▸ **Source document**:
What was claimed |
The verdict |
A woman shown in a video eating a worm is an adviser to the World Economic Forum named Hilda Ettsevorm. |
False. The woman is not an adviser to the World Economic Forum and her name is not Hilda Ettsevorm. She is a Canadian woman named Erin Clark. |
By Ellen McCutchan
A years-old video featuring footage of a woman eating a worm has been reshared dozens of times on social media this week, with claims that she is an adviser to the World Economic Forum (WEF).
In the video, a woman spots a worm and remarks "the first worm of the summer!", before slurping up the wriggling creature off the ground. (You can view the video here, if you're game.)
In reposts of the clip uploaded to social media platforms this week, users wrote: "No, this is not an escaped patient of a mental hospital, this is Hilda Ettsevorm, adviser to the World Economic Forum."
But no person called Hilda Ettsevorm advises the WEF.
RMIT FactLab found a Google search of the name "Hilda Ettsevorm" did not produce any result that pre-dated this week, nor is there any reference to the name on the WEF website.
In an email, a spokesman for the WEF confirmed it had "no adviser of this name".
"This is made up in order to discredit the important work that the World Economic Forum does on serious global challenges," the spokesman added.
In fact, the clip features a Canadian woman named Erin Clark, who appears to have first uploaded the video to TikTok in early 2021, where its shocking nature resulted in it quickly going viral.
While the original clip no longer exists on TikTok (likely due to Ms Clark's account being banned) it remains live on her Instagram page, where it was posted on April 24, 2021.
So why have social media users linked the video to the WEF?
A suggestion that the WEF is part of a global agenda to force people to "eat bugs" has taken hold in fringe online circles in recent years and been promoted in the mainstream media by popular figures such as the recently ousted Fox News host Tucker Carlson.
Proponents of the theory point to a number of opinion articles published by the WEF that argue that the meat industry fuels climate change and that insects are an overlooked – and greener – source of protein.
"Our consumption of animal protein is the source of greenhouse gas and climate change," one such article notes. "Insects are an overlooked source of protein and a way to battle climate change."

▸ **Explore the material**:
• A. List every personal name that appears in the fact check about the worm-eating video.
• B. Write the next part of the fact check about the worm-eating video, starting after its final sentence.

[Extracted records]
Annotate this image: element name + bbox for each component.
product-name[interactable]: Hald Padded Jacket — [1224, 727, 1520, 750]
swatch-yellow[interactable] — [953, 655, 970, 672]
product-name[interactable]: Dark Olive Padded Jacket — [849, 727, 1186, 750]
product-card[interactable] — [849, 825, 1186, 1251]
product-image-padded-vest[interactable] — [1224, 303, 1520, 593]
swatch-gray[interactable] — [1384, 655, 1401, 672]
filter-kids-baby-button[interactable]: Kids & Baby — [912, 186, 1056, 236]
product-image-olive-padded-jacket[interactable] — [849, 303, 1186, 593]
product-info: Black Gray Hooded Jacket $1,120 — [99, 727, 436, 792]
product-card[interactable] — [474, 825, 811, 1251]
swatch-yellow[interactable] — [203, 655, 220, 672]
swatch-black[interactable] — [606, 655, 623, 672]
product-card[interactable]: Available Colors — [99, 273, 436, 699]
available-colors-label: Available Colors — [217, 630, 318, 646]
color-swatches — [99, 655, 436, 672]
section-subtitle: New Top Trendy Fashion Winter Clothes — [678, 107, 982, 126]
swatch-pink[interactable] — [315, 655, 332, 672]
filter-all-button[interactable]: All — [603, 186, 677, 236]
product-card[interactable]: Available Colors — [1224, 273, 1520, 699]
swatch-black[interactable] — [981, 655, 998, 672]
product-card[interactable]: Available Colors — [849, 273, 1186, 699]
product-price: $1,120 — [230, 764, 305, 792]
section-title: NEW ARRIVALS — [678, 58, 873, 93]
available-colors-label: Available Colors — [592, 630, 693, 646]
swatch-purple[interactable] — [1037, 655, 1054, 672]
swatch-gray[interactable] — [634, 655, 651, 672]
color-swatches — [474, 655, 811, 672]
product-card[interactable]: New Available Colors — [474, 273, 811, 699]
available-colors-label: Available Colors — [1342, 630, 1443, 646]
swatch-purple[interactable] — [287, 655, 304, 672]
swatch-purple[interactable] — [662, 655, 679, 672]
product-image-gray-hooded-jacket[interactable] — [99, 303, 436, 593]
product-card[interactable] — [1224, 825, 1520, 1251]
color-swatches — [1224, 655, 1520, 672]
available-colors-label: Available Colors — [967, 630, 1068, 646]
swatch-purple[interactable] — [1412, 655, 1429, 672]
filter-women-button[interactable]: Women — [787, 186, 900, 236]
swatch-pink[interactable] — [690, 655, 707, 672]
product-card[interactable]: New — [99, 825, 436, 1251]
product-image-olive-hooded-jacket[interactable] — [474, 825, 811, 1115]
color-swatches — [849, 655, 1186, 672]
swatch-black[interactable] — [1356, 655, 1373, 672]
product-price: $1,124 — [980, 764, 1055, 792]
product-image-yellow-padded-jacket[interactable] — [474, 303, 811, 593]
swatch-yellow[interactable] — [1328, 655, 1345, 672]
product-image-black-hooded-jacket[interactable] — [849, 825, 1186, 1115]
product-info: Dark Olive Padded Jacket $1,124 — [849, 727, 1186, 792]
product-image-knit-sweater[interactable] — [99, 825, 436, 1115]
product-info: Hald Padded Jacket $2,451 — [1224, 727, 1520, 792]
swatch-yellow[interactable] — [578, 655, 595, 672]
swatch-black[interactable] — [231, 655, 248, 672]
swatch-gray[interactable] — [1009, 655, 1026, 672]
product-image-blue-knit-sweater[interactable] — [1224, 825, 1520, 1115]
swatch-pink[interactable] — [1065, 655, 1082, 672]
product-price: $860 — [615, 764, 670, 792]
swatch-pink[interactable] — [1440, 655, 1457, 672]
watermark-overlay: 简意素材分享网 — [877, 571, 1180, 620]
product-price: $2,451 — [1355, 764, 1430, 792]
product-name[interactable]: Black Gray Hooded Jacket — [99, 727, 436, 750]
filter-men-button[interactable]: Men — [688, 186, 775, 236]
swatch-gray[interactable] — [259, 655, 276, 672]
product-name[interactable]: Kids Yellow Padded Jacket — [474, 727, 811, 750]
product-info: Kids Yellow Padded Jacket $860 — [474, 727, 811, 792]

▸ **Outputs for the tasks**:
• A. Ellen McCutchan, Hilda Ettsevorm, Erin Clark, Tucker Carlson

• B.
Importantly, however, there's no evidence the forum wants to force a bug-fuelled diet onto populations.
Indeed, the article acknowledges that many people are "not quite ready to eat an insect" but suggests that bugs could be introduced at other points in the food chain, such as in chicken feed and pet food.
Insinuations about the WEF's stance on insects-as-food tie into the sprawling and amorphous "Great Reset" conspiracy.
That theory has been described by the Institute for Strategic Dialogue (ISD) as "not so much a single conspiracy theory as a loose grouping of conspiracy theories which differ in their details and are adapted to their time and context".
"The core theme, however, is that [WEF chairperson Klaus] Schwab and the WEF are acting as a Machiavellian hidden hand orchestrating COVID-19 lockdowns and other public health measures in order to achieve their own sinister goals," ISD explained last year in an article produced in partnership with RMIT FactLab.
An article published by America’s NPR last month noted that the aversion to eating insects in countries where they are not a traditional part of the diet had "fused" with the Great Reset theory.
"For those who espouse the theory, eating bugs isn't just a matter of disgust or questioning the impacts of climate change," NPR reported. "It's framed as a matter of individual freedom and government control."
The verdictFalse. The video of a woman eating a worm shows a Canadian TikTok user named Erin Clark, not someone by the name of Hilda Ettsevorm. The World Economic Forum confirmed that no person by that name acted as an adviser.